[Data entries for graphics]
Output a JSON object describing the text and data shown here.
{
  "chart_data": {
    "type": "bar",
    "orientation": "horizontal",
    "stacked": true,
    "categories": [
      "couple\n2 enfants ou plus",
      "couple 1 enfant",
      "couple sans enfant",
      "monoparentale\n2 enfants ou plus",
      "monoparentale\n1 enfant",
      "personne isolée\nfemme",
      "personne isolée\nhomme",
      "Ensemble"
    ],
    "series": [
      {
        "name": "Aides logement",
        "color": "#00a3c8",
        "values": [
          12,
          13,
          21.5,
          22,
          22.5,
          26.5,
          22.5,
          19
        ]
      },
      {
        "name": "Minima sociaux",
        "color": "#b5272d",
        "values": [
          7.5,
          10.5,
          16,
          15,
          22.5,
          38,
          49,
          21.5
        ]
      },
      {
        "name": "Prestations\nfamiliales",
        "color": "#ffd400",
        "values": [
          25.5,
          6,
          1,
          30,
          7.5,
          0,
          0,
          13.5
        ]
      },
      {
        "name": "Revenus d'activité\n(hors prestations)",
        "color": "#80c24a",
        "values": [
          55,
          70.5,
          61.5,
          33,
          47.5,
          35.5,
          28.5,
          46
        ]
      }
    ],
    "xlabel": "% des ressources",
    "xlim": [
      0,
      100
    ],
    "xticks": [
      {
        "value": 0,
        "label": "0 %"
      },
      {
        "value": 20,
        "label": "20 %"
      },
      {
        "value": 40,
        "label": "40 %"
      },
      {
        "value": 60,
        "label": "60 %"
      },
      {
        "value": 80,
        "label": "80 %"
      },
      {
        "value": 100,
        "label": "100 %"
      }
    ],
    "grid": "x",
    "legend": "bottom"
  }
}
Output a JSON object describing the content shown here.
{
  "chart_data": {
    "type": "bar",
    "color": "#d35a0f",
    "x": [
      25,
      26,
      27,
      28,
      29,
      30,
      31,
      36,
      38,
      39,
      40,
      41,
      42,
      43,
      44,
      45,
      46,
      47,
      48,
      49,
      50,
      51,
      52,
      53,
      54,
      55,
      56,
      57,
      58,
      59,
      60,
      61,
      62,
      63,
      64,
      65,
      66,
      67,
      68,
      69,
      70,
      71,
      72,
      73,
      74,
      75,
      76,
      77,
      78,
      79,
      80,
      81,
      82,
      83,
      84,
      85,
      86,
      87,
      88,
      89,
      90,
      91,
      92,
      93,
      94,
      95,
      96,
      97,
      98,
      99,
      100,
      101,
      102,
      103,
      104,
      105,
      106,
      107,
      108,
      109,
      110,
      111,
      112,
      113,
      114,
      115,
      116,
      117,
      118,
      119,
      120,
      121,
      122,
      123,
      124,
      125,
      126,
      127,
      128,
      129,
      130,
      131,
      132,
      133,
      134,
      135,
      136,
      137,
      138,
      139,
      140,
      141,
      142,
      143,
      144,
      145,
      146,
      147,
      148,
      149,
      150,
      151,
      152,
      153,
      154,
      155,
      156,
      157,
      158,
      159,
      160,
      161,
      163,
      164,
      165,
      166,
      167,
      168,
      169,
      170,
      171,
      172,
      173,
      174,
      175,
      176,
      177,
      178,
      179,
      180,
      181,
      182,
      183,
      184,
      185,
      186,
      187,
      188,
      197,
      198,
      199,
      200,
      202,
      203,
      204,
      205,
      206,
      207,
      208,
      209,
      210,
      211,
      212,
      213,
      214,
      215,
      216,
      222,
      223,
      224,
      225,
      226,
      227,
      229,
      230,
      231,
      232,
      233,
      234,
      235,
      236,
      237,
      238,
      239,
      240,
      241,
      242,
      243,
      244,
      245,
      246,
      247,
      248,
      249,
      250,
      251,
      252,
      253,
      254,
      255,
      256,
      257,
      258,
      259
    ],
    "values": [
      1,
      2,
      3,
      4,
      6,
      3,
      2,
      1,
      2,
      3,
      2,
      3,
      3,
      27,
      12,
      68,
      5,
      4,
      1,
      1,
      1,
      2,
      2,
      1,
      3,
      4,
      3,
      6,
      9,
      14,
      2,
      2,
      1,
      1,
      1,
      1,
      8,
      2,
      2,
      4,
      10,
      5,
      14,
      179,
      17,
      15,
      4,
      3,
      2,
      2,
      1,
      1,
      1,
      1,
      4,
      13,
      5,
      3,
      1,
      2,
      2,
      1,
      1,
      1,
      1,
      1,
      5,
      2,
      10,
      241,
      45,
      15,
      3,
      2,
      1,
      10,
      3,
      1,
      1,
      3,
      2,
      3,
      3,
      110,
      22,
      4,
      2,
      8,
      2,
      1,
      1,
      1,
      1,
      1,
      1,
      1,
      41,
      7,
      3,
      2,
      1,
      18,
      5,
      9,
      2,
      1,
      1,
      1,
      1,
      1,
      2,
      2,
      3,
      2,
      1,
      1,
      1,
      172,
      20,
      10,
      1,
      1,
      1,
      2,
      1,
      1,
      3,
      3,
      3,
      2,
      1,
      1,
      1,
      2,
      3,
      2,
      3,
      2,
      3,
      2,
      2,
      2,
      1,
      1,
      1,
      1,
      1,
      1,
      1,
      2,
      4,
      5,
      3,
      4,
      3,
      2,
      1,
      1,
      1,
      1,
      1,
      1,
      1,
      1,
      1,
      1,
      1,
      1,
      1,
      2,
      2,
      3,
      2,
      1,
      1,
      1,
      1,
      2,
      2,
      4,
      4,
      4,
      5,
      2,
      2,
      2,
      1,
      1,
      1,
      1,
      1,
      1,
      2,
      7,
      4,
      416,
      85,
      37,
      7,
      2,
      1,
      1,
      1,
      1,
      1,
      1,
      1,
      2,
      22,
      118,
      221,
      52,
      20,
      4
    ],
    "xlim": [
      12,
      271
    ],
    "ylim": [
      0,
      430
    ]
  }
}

### TASK PROMPT:
Print back all the lines verbatim.

### TASK OUTPUT:
Output a JSON object describing the text and data shown here.
{
  "chart_data": {
    "type": "bar",
    "orientation": "horizontal",
    "stacked": true,
    "categories": [
      "couple\n2 enfants ou plus",
      "couple 1 enfant",
      "couple sans enfant",
      "monoparentale\n2 enfants ou plus",
      "monoparentale\n1 enfant",
      "personne isolée\nfemme",
      "personne isolée\nhomme",
      "Ensemble"
    ],
    "series": [
      {
        "name": "Aides logement",
        "color": "#00a3c8",
        "values": [
          12,
          13,
          21.5,
          22,
          22.5,
          26.5,
          22.5,
          19
        ]
      },
      {
        "name": "Minima sociaux",
        "color": "#b5272d",
        "values": [
          7.5,
          10.5,
          16,
          15,
          22.5,
          38,
          49,
          21.5
        ]
      },
      {
        "name": "Prestations\nfamiliales",
        "color": "#ffd400",
        "values": [
          25.5,
          6,
          1,
          30,
          7.5,
          0,
          0,
          13.5
        ]
      },
      {
        "name": "Revenus d'activité\n(hors prestations)",
        "color": "#80c24a",
        "values": [
          55,
          70.5,
          61.5,
          33,
          47.5,
          35.5,
          28.5,
          46
        ]
      }
    ],
    "xlabel": "% des ressources",
    "xlim": [
      0,
      100
    ],
    "xticks": [
      {
        "value": 0,
        "label": "0 %"
      },
      {
        "value": 20,
        "label": "20 %"
      },
      {
        "value": 40,
        "label": "40 %"
      },
      {
        "value": 60,
        "label": "60 %"
      },
      {
        "value": 80,
        "label": "80 %"
      },
      {
        "value": 100,
        "label": "100 %"
      }
    ],
    "grid": "x",
    "legend": "bottom"
  }
}
Output a JSON object describing the content shown here.
{
  "chart_data": {
    "type": "bar",
    "color": "#d35a0f",
    "x": [
      25,
      26,
      27,
      28,
      29,
      30,
      31,
      36,
      38,
      39,
      40,
      41,
      42,
      43,
      44,
      45,
      46,
      47,
      48,
      49,
      50,
      51,
      52,
      53,
      54,
      55,
      56,
      57,
      58,
      59,
      60,
      61,
      62,
      63,
      64,
      65,
      66,
      67,
      68,
      69,
      70,
      71,
      72,
      73,
      74,
      75,
      76,
      77,
      78,
      79,
      80,
      81,
      82,
      83,
      84,
      85,
      86,
      87,
      88,
      89,
      90,
      91,
      92,
      93,
      94,
      95,
      96,
      97,
      98,
      99,
      100,
      101,
      102,
      103,
      104,
      105,
      106,
      107,
      108,
      109,
      110,
      111,
      112,
      113,
      114,
      115,
      116,
      117,
      118,
      119,
      120,
      121,
      122,
      123,
      124,
      125,
      126,
      127,
      128,
      129,
      130,
      131,
      132,
      133,
      134,
      135,
      136,
      137,
      138,
      139,
      140,
      141,
      142,
      143,
      144,
      145,
      146,
      147,
      148,
      149,
      150,
      151,
      152,
      153,
      154,
      155,
      156,
      157,
      158,
      159,
      160,
      161,
      163,
      164,
      165,
      166,
      167,
      168,
      169,
      170,
      171,
      172,
      173,
      174,
      175,
      176,
      177,
      178,
      179,
      180,
      181,
      182,
      183,
      184,
      185,
      186,
      187,
      188,
      197,
      198,
      199,
      200,
      202,
      203,
      204,
      205,
      206,
      207,
      208,
      209,
      210,
      211,
      212,
      213,
      214,
      215,
      216,
      222,
      223,
      224,
      225,
      226,
      227,
      229,
      230,
      231,
      232,
      233,
      234,
      235,
      236,
      237,
      238,
      239,
      240,
      241,
      242,
      243,
      244,
      245,
      246,
      247,
      248,
      249,
      250,
      251,
      252,
      253,
      254,
      255,
      256,
      257,
      258,
      259
    ],
    "values": [
      1,
      2,
      3,
      4,
      6,
      3,
      2,
      1,
      2,
      3,
      2,
      3,
      3,
      27,
      12,
      68,
      5,
      4,
      1,
      1,
      1,
      2,
      2,
      1,
      3,
      4,
      3,
      6,
      9,
      14,
      2,
      2,
      1,
      1,
      1,
      1,
      8,
      2,
      2,
      4,
      10,
      5,
      14,
      179,
      17,
      15,
      4,
      3,
      2,
      2,
      1,
      1,
      1,
      1,
      4,
      13,
      5,
      3,
      1,
      2,
      2,
      1,
      1,
      1,
      1,
      1,
      5,
      2,
      10,
      241,
      45,
      15,
      3,
      2,
      1,
      10,
      3,
      1,
      1,
      3,
      2,
      3,
      3,
      110,
      22,
      4,
      2,
      8,
      2,
      1,
      1,
      1,
      1,
      1,
      1,
      1,
      41,
      7,
      3,
      2,
      1,
      18,
      5,
      9,
      2,
      1,
      1,
      1,
      1,
      1,
      2,
      2,
      3,
      2,
      1,
      1,
      1,
      172,
      20,
      10,
      1,
      1,
      1,
      2,
      1,
      1,
      3,
      3,
      3,
      2,
      1,
      1,
      1,
      2,
      3,
      2,
      3,
      2,
      3,
      2,
      2,
      2,
      1,
      1,
      1,
      1,
      1,
      1,
      1,
      2,
      4,
      5,
      3,
      4,
      3,
      2,
      1,
      1,
      1,
      1,
      1,
      1,
      1,
      1,
      1,
      1,
      1,
      1,
      1,
      2,
      2,
      3,
      2,
      1,
      1,
      1,
      1,
      2,
      2,
      4,
      4,
      4,
      5,
      2,
      2,
      2,
      1,
      1,
      1,
      1,
      1,
      1,
      2,
      7,
      4,
      416,
      85,
      37,
      7,
      2,
      1,
      1,
      1,
      1,
      1,
      1,
      1,
      2,
      22,
      118,
      221,
      52,
      20,
      4
    ],
    "xlim": [
      12,
      271
    ],
    "ylim": [
      0,
      430
    ]
  }
}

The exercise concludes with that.